## Exercises to complete:
A. Copy the Sunday night television ratings article from "Sunday Night Television: The" to "unless otherwise noted.".
B. Continue the Sunday night television ratings article from where it stops.

— start Excerpt —

Sunday Night Television: The Brown Bag Club

The fashion of choice for Bears fans these days. Or those for network television.
The fashion of choice for Bears fans these days. Or those for network television.

Sad sack Bears, lackluster ABC and Fox lineups dampen night

Note: numbers are 18-49 preliminary unless otherwise noted. 

And you thought Friday night television was bad.

Sunday is fast becoming Tune-Out Night In America. And the lackluster Bears (and two of their oldest animated sitcoms who are like Steve Dahl and Jonathan Brandmeier – past-their-prime acts who won’t get off the stage) are to blame.

The Chicago Bears faced the Dallas Cowboys on NBC’s Sunday Night Football, a franchise that used to showcase the best teams each week. While the game dominated the ratings (which is a given), the matchup drew a 12.9 overnight household rating, down 7 percent from Broncos-Lions on September 26, 2015.

The game drew a 6.8 adults 18-49 rating, as NFL ratings apologists will tell you is “the most watched show of the night.”

The Bears lost in a pathetic effort, a 31-17 loss in a game the Cowboys dominated from the start. Chicago’s NFL Lakefront Team is now 0-3.

Locally, the Bears game drew a 20.1 household rating for WMAQ, down 9 percent from the previous week when they played the Eagles. On the other hand, the game hit viewer highs for the season for the Cowboys at Dallas’ KXAS-TV. Even worse, Chicago placed fifth overall for the game, behind Dallas, San Antonio, Austin, and even Norfolk, Va.

— end Excerpt —
— start Provided information —

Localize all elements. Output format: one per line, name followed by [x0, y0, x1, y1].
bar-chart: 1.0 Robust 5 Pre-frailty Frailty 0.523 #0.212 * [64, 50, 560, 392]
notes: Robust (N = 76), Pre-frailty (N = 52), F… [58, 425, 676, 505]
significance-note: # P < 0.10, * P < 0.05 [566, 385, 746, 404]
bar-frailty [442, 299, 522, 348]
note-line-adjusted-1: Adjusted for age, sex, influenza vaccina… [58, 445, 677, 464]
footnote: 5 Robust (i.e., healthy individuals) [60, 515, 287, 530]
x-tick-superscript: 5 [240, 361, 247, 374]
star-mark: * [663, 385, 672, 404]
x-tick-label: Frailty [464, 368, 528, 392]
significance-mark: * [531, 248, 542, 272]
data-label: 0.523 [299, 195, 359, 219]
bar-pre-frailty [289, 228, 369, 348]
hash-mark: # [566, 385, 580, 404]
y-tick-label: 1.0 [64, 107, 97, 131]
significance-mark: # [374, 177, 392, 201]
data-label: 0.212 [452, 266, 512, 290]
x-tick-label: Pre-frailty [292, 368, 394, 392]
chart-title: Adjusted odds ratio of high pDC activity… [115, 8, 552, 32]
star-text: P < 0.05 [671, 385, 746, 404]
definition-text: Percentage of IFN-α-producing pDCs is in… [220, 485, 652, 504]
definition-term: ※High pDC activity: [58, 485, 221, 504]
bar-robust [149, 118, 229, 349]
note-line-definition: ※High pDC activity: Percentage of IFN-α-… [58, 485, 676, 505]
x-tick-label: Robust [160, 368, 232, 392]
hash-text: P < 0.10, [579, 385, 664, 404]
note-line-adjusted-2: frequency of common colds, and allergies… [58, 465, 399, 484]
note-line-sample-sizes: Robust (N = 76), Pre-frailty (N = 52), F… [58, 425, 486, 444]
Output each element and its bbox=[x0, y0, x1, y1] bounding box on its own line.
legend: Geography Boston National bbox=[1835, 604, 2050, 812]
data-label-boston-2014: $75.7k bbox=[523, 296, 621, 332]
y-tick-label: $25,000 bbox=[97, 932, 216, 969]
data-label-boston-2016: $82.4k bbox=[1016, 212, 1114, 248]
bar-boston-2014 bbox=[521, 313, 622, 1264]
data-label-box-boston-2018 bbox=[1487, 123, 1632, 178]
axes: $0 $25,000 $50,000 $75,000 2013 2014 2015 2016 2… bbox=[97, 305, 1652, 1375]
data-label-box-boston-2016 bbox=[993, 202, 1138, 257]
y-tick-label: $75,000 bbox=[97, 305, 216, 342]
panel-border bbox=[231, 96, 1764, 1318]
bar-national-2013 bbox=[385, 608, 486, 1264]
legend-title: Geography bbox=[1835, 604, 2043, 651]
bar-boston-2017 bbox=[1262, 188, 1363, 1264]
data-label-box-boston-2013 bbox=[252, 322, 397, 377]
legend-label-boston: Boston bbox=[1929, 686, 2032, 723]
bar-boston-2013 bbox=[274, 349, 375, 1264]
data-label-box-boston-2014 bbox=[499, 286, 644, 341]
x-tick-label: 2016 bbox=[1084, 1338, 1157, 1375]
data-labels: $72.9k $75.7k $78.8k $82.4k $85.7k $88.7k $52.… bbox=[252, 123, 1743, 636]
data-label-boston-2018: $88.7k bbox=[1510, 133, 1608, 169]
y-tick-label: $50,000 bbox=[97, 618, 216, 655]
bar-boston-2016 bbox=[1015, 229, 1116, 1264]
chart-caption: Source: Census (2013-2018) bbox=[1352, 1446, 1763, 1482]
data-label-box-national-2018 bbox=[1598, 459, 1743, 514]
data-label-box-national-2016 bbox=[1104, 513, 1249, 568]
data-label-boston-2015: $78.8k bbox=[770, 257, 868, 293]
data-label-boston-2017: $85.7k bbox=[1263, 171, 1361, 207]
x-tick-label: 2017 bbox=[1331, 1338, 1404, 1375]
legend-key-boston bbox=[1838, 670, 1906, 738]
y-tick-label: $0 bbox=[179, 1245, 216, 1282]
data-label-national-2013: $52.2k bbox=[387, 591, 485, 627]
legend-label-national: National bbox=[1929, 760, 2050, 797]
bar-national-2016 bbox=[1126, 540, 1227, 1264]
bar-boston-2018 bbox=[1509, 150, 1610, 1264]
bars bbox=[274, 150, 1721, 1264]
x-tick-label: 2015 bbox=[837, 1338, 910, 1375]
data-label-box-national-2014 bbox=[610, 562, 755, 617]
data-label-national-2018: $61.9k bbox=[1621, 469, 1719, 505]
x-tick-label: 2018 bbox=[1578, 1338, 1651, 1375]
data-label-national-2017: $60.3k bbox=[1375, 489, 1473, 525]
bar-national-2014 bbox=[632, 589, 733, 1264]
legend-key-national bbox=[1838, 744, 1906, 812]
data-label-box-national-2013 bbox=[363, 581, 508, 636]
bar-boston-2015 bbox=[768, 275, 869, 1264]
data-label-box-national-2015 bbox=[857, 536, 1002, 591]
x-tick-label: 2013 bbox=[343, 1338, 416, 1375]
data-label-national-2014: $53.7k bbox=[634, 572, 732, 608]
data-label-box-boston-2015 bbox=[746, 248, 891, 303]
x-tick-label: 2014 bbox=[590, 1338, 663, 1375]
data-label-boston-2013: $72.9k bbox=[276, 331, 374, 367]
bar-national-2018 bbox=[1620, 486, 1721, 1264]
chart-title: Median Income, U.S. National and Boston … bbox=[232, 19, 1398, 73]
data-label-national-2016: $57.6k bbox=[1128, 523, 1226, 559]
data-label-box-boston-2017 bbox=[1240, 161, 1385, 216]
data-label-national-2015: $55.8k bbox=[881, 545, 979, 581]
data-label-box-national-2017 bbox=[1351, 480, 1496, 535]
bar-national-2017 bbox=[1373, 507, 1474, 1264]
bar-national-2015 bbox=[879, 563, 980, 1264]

— end Provided information —

## Responses by task:
A.
Sunday Night Television: The Brown Bag Club

The fashion of choice for Bears fans these days. Or those for network television.
The fashion of choice for Bears fans these days. Or those for network television.

Sad sack Bears, lackluster ABC and Fox lineups dampen night

Note: numbers are 18-49 preliminary unless otherwise noted.

B.
Speaking of losing performances, ABC had a night to forget with an Once Upon A Time retrospective (1.2), the regularly scheduled premiere of the show (1.2), the season premiere of Secrets And Lies (1.0) and Quantico (1.0). Like the Bears, it’s going to be a long season for ABC.

Over at Fox, the season premieres of the network’s lineup went like this: Bob’s Burgers (1.3), The Simpsons (1.6) the time period premiere of Son Of Zorn (1.2), Family Guy (1.4) and The Last Man On Earth (0.9). At least the Bears will be on Fox next week. Losing network + losing football team = a wonderful match made in hell.

As for Son Of Zorn, I’m sorry, yours truly can’t get into it. Despite how “innovative” it is blending live-action and animation (done before in film AND television – in 1968, for Christ’s sakes), the writing on this show isn’t good and the characters are one-dimensional. And Zorn isn’t exactly funny. For Zorn, the challenge for the rest of the season is trying to stay out of The T Dog Media TV Hall Of Shame.

At CBS, a football lead-in led to the season premiere of 60 Minutes at a stronger-than-usual 2.3 rating. A two-hour edition of NCIS: Los Angeles did a 1.4.

And of note, ESPN drew a 5.7 rating for the Cardinals-Cubs game on ESPN – it’s an easy guess the Cubs outdrew ABC and Fox locally in the overnights.

That’s the ratings roundup for now – which means I won’t be talking about the Presidential Debates or the ratings for them.

You’re welcome.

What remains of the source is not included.